▶ [Work to be completed]: Reproduce the following listing line for line, with no changes of any kind.

[Part of a data file]
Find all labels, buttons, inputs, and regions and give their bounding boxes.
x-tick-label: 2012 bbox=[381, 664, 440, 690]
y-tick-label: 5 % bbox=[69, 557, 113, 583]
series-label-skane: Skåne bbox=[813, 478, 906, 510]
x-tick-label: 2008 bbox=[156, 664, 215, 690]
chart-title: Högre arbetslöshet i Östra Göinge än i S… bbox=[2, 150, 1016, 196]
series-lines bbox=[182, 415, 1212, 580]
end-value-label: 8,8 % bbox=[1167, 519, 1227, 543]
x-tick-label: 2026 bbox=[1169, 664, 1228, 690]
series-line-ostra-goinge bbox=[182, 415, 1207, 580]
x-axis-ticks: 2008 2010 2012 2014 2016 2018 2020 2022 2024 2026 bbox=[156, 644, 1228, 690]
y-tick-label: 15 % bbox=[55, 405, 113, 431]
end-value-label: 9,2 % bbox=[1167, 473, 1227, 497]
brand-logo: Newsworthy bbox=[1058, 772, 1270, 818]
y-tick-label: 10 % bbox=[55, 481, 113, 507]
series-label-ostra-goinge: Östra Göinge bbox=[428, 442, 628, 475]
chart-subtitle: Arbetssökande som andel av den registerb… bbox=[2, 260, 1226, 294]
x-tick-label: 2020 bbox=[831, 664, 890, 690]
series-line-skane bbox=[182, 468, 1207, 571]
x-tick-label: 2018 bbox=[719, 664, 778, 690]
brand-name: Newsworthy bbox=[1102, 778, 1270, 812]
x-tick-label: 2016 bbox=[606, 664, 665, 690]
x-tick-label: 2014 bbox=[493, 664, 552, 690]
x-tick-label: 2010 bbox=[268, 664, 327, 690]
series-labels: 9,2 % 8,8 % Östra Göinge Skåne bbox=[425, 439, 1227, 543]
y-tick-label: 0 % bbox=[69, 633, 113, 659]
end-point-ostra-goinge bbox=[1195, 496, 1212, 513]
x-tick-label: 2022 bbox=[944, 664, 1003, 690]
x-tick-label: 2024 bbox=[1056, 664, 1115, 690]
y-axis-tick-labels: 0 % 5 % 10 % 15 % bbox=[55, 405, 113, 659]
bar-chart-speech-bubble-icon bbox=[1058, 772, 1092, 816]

▶ [Finished answer]:
Find all labels, buttons, inputs, and regions and give their bounding boxes.
x-tick-label: 2012 bbox=[381, 664, 440, 690]
y-tick-label: 5 % bbox=[69, 557, 113, 583]
series-label-skane: Skåne bbox=[813, 478, 906, 510]
x-tick-label: 2008 bbox=[156, 664, 215, 690]
chart-title: Högre arbetslöshet i Östra Göinge än i S… bbox=[2, 150, 1016, 196]
series-lines bbox=[182, 415, 1212, 580]
end-value-label: 8,8 % bbox=[1167, 519, 1227, 543]
x-tick-label: 2026 bbox=[1169, 664, 1228, 690]
series-line-ostra-goinge bbox=[182, 415, 1207, 580]
x-axis-ticks: 2008 2010 2012 2014 2016 2018 2020 2022 2024 2026 bbox=[156, 644, 1228, 690]
y-tick-label: 15 % bbox=[55, 405, 113, 431]
end-value-label: 9,2 % bbox=[1167, 473, 1227, 497]
brand-logo: Newsworthy bbox=[1058, 772, 1270, 818]
y-tick-label: 10 % bbox=[55, 481, 113, 507]
series-label-ostra-goinge: Östra Göinge bbox=[428, 442, 628, 475]
chart-subtitle: Arbetssökande som andel av den registerb… bbox=[2, 260, 1226, 294]
x-tick-label: 2020 bbox=[831, 664, 890, 690]
series-line-skane bbox=[182, 468, 1207, 571]
x-tick-label: 2018 bbox=[719, 664, 778, 690]
brand-name: Newsworthy bbox=[1102, 778, 1270, 812]
x-tick-label: 2016 bbox=[606, 664, 665, 690]
x-tick-label: 2014 bbox=[493, 664, 552, 690]
x-tick-label: 2010 bbox=[268, 664, 327, 690]
series-labels: 9,2 % 8,8 % Östra Göinge Skåne bbox=[425, 439, 1227, 543]
y-tick-label: 0 % bbox=[69, 633, 113, 659]
end-point-ostra-goinge bbox=[1195, 496, 1212, 513]
x-tick-label: 2022 bbox=[944, 664, 1003, 690]
x-tick-label: 2024 bbox=[1056, 664, 1115, 690]
y-axis-tick-labels: 0 % 5 % 10 % 15 % bbox=[55, 405, 113, 659]
bar-chart-speech-bubble-icon bbox=[1058, 772, 1092, 816]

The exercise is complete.